§ DIRECTIVE:
Single out the lines that include the word "AMONG". Copy them.

§ Items from a data source:
####################
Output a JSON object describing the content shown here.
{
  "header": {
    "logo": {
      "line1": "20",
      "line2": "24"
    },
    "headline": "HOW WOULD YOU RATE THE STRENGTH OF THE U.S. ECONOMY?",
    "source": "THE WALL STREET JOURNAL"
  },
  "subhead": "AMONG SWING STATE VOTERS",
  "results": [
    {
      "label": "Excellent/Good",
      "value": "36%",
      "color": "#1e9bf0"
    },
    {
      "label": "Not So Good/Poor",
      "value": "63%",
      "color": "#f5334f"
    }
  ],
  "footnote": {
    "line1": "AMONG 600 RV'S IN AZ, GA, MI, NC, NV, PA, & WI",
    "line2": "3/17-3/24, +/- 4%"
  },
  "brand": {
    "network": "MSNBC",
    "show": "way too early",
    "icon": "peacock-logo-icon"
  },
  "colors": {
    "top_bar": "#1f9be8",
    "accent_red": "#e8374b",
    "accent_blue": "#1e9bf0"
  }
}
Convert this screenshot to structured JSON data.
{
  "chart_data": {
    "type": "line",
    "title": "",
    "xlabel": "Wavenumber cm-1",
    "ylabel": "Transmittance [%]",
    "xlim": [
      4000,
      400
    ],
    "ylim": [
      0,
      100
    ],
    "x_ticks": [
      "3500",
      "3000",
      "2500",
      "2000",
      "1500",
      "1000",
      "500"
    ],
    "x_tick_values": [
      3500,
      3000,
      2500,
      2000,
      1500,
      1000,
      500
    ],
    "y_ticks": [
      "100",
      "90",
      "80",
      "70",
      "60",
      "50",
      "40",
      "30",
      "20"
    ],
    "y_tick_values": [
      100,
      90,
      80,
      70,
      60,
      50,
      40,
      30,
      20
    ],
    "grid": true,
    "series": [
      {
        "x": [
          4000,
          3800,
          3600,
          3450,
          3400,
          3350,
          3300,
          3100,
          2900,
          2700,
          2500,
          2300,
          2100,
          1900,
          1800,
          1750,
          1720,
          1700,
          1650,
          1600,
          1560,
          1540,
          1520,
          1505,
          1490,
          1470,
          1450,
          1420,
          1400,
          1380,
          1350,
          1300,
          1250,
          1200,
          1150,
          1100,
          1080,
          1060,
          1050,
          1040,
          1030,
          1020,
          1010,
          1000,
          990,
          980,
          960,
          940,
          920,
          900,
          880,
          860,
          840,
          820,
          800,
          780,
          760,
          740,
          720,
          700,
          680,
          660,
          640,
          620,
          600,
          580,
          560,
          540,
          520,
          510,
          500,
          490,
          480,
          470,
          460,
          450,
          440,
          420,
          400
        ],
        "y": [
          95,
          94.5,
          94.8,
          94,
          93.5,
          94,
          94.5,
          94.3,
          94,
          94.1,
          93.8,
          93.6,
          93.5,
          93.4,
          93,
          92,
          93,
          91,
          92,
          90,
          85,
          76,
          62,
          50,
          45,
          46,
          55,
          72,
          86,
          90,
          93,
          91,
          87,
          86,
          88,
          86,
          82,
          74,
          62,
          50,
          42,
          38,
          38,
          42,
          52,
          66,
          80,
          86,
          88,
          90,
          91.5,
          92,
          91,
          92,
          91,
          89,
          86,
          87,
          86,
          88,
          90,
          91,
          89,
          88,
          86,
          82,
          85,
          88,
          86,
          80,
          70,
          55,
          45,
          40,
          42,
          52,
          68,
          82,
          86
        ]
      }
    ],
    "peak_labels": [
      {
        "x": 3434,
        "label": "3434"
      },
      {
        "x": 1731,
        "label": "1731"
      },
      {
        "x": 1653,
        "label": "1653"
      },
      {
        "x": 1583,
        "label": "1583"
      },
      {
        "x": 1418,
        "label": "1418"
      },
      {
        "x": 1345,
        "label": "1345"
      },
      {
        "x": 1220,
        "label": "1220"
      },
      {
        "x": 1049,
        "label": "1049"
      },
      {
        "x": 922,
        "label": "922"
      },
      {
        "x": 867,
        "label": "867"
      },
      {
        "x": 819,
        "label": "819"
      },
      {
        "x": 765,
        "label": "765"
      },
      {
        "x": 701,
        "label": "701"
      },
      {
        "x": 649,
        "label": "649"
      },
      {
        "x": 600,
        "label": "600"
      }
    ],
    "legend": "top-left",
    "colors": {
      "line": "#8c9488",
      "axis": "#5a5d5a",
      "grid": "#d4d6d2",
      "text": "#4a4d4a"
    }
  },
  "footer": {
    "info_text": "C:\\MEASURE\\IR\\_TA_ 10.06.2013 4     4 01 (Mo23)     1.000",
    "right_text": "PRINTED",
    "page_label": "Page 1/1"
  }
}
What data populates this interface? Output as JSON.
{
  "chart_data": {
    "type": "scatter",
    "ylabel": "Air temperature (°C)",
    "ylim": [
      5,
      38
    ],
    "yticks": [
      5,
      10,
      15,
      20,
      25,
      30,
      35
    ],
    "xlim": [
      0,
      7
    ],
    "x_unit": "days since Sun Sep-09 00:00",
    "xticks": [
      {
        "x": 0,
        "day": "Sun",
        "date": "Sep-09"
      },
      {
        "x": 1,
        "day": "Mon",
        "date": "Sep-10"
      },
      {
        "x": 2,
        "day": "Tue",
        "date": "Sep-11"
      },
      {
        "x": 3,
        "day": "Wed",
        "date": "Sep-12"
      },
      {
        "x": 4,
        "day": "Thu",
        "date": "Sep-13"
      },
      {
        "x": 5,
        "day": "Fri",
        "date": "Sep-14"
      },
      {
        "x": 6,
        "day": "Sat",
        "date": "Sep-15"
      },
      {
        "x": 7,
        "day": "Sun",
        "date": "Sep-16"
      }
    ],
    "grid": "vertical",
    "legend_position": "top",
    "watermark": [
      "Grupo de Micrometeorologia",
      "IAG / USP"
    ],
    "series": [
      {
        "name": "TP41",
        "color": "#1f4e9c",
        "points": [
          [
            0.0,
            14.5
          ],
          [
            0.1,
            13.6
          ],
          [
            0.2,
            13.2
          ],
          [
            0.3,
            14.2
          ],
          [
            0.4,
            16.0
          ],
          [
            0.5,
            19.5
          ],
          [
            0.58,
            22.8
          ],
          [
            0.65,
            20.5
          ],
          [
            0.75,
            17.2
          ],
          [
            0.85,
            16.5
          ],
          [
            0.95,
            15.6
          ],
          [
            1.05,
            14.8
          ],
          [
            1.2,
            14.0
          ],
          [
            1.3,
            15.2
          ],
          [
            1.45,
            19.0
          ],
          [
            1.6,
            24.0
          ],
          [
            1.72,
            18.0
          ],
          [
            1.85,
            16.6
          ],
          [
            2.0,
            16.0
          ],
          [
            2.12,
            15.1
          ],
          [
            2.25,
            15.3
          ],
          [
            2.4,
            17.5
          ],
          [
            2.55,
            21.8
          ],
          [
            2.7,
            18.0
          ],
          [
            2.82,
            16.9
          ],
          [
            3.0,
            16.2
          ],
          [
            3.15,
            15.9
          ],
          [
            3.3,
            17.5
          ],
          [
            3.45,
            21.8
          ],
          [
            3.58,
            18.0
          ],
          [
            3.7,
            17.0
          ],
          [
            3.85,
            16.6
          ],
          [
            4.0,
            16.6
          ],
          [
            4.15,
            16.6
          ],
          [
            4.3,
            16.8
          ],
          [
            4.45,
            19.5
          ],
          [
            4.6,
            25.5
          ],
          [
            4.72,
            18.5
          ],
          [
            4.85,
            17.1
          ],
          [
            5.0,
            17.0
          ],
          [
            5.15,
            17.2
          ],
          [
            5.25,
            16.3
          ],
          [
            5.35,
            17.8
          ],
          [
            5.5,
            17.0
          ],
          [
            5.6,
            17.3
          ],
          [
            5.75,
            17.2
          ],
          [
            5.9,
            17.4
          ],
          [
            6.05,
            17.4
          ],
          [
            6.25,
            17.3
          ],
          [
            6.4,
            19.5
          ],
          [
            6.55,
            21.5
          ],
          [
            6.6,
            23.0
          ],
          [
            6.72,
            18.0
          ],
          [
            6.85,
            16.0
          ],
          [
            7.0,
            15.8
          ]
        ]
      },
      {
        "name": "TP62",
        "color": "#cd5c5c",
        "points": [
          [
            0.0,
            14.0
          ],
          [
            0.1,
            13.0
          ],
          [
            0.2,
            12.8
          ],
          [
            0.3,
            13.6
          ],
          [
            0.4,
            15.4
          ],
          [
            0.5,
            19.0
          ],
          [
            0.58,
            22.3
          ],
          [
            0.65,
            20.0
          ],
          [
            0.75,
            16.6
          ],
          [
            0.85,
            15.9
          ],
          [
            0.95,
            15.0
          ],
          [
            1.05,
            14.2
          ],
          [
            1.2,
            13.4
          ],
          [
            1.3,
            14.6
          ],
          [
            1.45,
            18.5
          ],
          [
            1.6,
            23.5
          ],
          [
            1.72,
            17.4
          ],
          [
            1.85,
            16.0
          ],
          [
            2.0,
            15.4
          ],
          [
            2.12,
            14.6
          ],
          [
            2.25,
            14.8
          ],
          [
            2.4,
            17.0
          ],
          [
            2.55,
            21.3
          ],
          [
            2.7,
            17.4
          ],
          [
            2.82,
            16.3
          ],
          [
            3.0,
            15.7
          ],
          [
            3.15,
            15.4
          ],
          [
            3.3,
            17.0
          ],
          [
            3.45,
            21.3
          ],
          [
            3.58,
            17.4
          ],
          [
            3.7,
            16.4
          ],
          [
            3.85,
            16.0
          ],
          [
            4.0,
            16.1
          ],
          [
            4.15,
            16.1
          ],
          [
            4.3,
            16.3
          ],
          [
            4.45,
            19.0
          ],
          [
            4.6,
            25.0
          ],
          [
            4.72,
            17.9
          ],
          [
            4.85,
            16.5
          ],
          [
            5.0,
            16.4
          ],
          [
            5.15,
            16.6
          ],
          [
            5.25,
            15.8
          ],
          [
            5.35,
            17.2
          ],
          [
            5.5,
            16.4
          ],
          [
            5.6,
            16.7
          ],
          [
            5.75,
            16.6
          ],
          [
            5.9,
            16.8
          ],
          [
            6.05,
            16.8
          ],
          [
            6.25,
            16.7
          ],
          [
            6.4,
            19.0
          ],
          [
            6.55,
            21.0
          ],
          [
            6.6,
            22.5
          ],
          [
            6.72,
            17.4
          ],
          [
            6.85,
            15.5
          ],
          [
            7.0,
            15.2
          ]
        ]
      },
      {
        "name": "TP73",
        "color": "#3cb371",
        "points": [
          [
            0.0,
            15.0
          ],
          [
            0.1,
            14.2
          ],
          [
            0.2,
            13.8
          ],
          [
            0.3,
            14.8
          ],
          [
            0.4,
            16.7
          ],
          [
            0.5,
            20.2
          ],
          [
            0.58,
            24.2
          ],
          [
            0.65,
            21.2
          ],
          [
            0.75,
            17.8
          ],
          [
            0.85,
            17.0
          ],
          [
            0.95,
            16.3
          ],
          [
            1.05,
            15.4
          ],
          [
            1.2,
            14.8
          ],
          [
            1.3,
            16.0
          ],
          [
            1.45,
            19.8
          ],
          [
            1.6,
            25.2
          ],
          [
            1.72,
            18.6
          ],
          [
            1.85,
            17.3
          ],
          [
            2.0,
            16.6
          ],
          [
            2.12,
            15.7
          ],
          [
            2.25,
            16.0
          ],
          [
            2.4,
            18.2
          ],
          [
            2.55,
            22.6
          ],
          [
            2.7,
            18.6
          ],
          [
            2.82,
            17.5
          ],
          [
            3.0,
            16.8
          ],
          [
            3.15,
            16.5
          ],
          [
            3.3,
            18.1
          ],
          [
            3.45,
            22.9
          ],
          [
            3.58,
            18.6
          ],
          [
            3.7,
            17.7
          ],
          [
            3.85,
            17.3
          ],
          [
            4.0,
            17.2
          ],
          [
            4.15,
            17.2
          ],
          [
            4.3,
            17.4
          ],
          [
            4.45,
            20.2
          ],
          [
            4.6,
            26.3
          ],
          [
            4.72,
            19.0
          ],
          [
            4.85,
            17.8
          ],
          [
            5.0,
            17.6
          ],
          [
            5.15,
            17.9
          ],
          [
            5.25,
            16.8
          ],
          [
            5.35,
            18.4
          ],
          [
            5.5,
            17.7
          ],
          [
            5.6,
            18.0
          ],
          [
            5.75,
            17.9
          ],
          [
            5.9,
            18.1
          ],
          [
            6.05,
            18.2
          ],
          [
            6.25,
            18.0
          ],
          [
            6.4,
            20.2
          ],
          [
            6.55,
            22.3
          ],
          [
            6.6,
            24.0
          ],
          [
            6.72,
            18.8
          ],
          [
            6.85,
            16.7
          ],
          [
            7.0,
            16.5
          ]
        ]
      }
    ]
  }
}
####################
§ CORRECT OUTPUT:
  "subhead": "AMONG SWING STATE VOTERS",
    "line1": "AMONG 600 RV'S IN AZ, GA, MI, NC, NV, PA, & WI",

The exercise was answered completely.